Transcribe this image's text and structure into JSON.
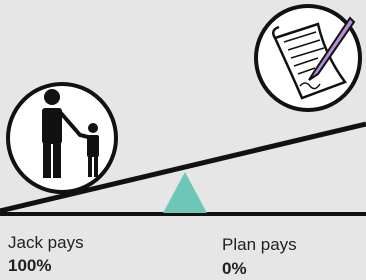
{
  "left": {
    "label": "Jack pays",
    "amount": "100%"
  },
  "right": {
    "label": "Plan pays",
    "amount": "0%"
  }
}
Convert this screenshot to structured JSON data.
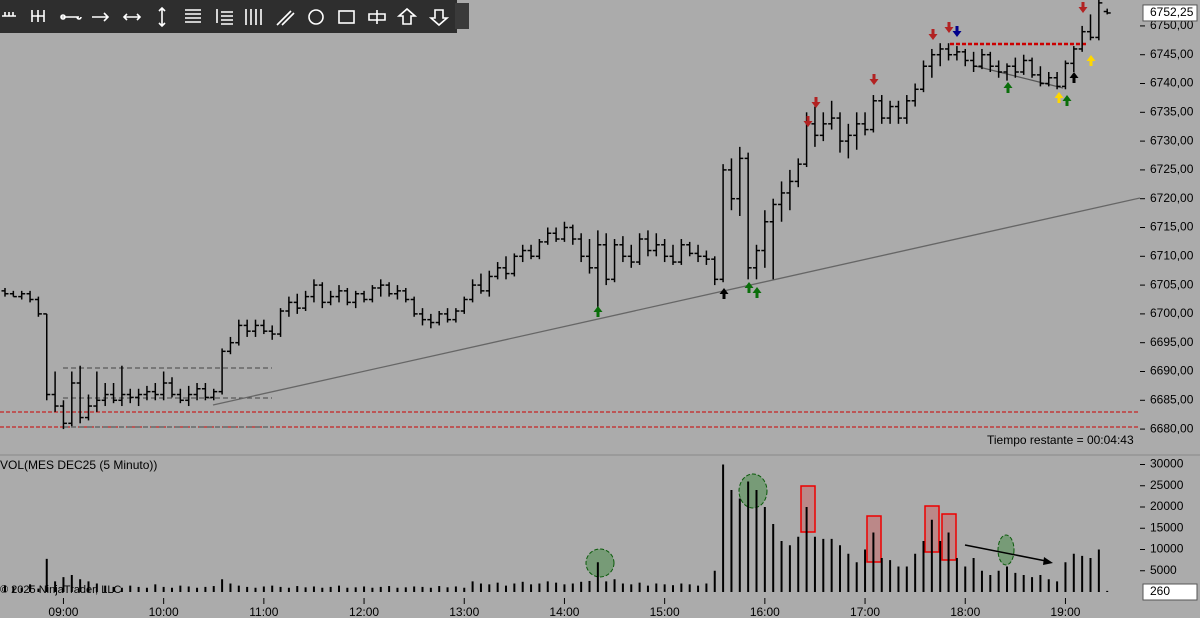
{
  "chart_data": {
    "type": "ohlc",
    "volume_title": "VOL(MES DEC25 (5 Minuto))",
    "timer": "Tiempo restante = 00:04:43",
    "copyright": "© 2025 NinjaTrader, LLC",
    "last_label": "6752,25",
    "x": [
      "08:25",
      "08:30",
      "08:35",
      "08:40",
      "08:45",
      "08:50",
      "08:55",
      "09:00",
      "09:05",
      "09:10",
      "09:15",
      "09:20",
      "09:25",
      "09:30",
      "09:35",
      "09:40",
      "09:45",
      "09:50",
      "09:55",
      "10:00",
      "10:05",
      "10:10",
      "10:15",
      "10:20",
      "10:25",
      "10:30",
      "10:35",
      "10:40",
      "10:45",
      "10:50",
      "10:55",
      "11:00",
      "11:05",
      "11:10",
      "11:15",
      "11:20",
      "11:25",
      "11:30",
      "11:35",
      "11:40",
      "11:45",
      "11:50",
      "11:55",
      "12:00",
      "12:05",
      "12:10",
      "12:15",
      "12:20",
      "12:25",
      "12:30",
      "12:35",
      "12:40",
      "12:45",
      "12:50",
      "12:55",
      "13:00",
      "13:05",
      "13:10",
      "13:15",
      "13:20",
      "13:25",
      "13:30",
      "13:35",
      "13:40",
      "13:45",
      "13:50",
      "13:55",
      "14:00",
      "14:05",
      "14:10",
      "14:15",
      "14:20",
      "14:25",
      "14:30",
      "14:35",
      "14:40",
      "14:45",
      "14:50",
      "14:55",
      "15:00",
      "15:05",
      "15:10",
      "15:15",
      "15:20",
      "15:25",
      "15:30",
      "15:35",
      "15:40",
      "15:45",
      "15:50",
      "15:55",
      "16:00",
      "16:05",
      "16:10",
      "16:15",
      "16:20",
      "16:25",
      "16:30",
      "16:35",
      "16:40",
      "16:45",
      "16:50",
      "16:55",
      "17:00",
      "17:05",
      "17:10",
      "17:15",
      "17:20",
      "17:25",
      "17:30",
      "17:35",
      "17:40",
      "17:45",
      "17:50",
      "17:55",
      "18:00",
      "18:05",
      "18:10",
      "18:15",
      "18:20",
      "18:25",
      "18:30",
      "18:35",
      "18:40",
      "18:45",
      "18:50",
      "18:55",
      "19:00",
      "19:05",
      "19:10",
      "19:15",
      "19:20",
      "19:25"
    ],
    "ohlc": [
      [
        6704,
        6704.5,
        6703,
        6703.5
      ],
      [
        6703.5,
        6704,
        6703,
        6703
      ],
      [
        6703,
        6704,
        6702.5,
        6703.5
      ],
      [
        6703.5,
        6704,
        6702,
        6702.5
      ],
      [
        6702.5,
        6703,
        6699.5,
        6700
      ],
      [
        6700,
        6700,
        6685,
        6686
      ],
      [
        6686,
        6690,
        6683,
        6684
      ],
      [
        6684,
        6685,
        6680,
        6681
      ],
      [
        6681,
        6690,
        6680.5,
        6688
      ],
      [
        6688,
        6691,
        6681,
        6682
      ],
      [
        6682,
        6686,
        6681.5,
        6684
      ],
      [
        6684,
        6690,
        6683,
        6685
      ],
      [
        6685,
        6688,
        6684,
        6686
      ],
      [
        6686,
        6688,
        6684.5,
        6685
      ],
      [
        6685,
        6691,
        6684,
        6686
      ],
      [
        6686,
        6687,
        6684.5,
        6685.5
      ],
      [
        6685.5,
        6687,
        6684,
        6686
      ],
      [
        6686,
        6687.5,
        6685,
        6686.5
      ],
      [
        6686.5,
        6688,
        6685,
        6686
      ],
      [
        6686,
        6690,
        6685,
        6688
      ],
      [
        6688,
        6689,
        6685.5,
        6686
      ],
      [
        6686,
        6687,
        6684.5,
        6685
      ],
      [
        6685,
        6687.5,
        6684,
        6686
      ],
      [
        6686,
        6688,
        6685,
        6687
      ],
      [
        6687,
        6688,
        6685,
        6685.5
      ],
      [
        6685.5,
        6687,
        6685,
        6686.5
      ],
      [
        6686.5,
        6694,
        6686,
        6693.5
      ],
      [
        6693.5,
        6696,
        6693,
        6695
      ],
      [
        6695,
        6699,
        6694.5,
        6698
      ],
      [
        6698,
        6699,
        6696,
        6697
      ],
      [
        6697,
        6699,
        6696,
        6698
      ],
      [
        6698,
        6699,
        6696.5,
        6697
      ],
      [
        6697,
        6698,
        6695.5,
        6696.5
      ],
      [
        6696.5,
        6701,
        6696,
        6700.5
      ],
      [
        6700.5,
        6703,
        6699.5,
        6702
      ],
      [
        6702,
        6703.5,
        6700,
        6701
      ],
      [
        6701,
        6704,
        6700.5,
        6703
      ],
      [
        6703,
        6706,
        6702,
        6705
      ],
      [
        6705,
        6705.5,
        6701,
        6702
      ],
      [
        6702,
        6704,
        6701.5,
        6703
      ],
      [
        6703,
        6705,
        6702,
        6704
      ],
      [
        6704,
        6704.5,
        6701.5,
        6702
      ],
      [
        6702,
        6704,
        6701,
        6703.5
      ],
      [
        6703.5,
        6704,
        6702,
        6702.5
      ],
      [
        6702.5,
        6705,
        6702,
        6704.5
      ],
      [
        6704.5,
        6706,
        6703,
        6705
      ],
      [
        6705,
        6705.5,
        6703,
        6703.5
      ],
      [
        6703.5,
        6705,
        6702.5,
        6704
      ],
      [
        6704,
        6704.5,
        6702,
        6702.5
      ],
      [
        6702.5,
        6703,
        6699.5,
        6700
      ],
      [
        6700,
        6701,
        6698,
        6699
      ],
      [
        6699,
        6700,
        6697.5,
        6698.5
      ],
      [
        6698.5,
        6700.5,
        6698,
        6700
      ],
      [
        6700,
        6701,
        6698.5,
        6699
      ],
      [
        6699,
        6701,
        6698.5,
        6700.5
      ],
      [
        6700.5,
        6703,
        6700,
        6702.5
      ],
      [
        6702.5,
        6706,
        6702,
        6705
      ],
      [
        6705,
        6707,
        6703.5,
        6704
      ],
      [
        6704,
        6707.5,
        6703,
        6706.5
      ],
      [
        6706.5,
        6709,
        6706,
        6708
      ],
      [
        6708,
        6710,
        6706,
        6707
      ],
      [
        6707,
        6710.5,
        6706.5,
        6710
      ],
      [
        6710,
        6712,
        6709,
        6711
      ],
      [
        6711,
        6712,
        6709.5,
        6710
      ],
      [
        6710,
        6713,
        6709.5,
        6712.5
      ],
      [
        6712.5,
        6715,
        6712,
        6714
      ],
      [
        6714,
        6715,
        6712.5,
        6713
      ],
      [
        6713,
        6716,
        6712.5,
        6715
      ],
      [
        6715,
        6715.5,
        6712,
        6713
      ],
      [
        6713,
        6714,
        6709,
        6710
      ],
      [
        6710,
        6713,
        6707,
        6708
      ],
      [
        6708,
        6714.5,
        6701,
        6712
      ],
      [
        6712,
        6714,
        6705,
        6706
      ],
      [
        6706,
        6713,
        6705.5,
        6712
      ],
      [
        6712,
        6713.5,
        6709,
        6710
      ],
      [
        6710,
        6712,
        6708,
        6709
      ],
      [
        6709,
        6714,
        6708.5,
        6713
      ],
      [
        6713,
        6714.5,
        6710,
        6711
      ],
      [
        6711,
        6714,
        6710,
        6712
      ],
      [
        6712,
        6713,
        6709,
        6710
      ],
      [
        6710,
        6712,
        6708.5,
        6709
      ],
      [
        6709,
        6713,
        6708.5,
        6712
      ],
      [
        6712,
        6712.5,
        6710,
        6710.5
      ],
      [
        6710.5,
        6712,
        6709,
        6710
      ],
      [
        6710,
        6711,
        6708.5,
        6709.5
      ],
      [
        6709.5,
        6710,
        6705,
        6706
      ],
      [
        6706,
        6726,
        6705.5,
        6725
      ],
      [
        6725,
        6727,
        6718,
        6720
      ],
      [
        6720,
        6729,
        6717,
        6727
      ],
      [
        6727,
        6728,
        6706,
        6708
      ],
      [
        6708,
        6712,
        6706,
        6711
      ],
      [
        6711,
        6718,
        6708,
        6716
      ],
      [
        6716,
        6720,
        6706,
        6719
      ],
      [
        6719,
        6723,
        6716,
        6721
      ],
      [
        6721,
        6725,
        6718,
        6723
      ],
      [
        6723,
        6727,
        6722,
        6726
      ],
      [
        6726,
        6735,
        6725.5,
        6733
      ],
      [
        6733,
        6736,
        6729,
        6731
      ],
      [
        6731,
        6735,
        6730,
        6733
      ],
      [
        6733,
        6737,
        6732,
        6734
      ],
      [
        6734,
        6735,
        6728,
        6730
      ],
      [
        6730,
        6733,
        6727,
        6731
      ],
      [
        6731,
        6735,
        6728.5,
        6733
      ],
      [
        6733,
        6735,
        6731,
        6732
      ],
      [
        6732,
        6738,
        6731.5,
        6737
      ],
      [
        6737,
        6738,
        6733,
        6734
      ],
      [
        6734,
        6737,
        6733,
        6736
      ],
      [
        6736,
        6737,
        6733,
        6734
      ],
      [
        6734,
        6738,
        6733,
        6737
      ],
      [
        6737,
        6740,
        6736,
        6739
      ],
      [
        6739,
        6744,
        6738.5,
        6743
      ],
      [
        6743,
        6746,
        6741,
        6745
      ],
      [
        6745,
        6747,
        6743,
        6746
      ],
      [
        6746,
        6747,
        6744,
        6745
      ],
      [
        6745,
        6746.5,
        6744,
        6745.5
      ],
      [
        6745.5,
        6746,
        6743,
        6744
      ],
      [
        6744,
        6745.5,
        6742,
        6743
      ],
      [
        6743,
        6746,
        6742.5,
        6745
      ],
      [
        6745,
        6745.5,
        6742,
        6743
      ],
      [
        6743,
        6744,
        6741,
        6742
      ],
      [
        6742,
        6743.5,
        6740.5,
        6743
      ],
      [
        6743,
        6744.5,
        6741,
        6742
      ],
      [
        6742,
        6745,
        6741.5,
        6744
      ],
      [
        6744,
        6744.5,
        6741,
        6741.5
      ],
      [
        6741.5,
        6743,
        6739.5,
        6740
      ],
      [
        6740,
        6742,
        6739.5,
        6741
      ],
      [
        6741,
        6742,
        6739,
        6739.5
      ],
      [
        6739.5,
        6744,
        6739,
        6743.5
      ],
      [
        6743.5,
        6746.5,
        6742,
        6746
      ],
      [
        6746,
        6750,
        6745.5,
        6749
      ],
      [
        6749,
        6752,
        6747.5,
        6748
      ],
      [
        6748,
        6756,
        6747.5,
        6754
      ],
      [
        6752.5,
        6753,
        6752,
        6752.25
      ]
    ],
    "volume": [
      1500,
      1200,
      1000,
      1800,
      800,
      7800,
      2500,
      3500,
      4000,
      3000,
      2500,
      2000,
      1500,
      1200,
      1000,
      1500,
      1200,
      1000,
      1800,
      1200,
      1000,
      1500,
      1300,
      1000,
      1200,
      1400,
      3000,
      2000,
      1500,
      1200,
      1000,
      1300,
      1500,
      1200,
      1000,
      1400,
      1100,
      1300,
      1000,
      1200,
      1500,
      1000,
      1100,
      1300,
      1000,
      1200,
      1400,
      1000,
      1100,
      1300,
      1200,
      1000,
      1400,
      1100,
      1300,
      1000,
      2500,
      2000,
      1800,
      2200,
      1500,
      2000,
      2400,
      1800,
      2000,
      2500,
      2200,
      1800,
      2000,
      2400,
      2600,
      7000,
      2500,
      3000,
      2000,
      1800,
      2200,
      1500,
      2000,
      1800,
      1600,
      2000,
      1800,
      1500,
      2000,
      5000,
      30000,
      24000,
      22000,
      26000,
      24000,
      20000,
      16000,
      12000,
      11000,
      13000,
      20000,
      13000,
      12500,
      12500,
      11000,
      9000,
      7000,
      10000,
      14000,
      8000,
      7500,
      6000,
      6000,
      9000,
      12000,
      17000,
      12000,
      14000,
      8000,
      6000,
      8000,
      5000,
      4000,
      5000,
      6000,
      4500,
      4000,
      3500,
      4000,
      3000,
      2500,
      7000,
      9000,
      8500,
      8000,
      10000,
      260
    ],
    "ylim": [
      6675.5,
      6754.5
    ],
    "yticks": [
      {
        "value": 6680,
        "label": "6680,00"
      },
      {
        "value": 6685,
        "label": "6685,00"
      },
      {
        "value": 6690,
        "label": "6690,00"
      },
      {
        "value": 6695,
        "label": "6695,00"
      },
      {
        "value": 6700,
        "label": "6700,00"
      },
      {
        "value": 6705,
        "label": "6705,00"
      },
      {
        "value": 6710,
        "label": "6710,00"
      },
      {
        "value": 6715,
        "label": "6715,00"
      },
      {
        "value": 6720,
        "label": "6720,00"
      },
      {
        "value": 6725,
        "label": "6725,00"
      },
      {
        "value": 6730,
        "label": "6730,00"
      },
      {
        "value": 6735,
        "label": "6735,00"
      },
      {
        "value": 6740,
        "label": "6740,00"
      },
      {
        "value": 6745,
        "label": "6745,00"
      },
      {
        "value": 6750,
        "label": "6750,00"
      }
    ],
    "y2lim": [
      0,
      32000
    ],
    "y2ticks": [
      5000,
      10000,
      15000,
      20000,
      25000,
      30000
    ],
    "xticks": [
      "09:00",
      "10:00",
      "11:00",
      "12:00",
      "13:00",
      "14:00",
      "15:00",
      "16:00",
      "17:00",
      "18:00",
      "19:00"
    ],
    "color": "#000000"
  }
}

------------------------------------------------------------------------

> _WHAT YOU SHOULD DO_: Copy each line in the data that holds the word "this".

> _OUTPUT_:
Transcribe this image's text and structure into JSON.
Convert this screenshot to structured JSON data.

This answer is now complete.